SOURCE RECORDS:
☆ ☆ ☆ ☆
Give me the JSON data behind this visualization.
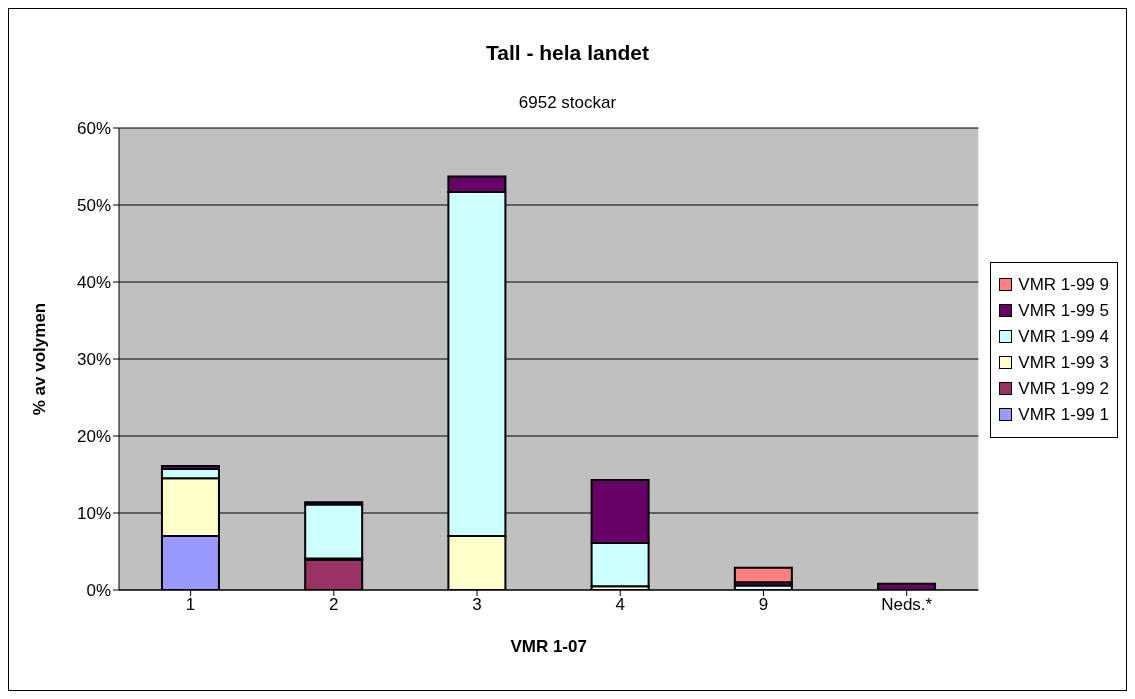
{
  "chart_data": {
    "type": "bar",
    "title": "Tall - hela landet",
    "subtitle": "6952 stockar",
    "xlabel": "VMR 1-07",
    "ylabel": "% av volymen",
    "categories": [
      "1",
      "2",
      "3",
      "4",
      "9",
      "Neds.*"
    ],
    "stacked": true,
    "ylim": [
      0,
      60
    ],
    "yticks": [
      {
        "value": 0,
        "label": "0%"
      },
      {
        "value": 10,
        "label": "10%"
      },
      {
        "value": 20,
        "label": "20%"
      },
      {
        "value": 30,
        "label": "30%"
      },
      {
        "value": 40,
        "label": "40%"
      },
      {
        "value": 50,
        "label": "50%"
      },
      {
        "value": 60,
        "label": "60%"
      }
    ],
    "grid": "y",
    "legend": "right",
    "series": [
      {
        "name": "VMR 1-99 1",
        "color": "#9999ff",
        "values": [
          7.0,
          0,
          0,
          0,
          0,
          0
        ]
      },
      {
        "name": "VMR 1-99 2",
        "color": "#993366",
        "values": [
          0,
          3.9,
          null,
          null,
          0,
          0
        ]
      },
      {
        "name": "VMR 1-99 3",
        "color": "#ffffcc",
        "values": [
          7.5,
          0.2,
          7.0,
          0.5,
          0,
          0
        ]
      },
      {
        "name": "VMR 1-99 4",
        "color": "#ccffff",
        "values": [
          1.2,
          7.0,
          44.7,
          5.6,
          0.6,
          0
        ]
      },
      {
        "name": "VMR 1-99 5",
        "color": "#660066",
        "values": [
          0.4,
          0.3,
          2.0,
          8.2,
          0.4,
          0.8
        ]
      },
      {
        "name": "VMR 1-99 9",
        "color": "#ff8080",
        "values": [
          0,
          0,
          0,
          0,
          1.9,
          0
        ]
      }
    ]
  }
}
☆ ☆ ☆ ☆
GIVEN EXERCISE:
Show every line of the records above that contains the word "name".

ANSWER FOR THE TASK:
        "name": "VMR 1-99 1",
        "name": "VMR 1-99 2",
        "name": "VMR 1-99 3",
        "name": "VMR 1-99 4",
        "name": "VMR 1-99 5",
        "name": "VMR 1-99 9",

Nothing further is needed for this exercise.